Recorded data:

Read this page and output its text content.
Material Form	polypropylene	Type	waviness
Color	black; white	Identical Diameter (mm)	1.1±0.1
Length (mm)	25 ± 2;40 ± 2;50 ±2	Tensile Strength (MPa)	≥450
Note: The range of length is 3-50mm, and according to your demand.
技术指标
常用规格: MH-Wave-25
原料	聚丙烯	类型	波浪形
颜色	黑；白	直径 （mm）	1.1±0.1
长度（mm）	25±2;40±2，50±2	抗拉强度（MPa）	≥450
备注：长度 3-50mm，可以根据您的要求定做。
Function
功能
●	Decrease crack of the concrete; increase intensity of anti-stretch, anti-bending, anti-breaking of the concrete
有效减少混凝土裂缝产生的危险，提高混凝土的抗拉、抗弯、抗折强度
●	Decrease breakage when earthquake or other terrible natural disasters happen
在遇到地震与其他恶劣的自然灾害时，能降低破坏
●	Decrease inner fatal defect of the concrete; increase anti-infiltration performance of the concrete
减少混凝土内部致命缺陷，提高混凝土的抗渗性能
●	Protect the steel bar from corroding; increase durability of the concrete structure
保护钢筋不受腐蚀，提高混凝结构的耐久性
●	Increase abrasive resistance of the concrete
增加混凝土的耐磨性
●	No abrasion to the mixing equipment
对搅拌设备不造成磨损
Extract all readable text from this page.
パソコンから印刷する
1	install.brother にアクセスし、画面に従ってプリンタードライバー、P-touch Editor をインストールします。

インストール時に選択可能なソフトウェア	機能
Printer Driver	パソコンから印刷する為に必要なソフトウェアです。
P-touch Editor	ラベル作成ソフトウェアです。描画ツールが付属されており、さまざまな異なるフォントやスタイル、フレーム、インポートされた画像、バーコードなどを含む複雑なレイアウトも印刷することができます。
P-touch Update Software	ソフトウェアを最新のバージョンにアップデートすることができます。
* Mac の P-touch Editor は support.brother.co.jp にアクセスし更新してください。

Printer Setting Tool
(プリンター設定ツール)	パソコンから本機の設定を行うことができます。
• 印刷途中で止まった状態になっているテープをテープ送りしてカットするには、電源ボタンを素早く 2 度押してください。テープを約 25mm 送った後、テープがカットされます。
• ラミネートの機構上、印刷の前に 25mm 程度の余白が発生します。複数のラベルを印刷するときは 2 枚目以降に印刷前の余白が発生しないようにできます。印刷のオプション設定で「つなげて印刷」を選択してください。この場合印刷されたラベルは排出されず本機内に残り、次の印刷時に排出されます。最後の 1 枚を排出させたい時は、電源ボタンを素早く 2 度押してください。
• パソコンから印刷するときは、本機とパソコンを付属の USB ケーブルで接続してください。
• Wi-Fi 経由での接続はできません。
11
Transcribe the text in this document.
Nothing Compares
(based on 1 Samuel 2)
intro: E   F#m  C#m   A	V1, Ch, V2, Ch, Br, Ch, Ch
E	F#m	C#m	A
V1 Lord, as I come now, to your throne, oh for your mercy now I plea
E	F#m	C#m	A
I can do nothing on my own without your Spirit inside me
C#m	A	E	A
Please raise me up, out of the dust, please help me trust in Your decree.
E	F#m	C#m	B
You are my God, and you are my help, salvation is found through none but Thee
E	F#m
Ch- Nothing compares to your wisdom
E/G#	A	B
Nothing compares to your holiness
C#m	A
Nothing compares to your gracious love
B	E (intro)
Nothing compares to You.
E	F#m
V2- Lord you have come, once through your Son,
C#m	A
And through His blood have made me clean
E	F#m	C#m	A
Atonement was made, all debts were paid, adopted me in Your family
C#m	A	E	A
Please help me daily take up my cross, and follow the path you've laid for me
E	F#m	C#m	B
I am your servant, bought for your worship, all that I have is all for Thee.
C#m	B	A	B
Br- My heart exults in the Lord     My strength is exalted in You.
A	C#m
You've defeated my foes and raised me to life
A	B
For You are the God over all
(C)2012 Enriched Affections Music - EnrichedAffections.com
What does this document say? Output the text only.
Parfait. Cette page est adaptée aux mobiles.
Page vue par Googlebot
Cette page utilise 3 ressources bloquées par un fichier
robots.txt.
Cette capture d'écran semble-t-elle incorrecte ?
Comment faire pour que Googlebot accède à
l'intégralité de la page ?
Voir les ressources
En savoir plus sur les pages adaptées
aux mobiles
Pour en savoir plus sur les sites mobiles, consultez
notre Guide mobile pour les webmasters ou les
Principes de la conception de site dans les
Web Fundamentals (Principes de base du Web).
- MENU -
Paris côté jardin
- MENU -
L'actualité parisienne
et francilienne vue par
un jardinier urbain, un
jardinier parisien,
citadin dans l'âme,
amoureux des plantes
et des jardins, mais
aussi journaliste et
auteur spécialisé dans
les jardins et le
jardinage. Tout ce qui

The request:
Copy every single line of the material above that holds "document".

Solution for this exercise:
Transcribe the text in this document.
What does this document say? Output the text only.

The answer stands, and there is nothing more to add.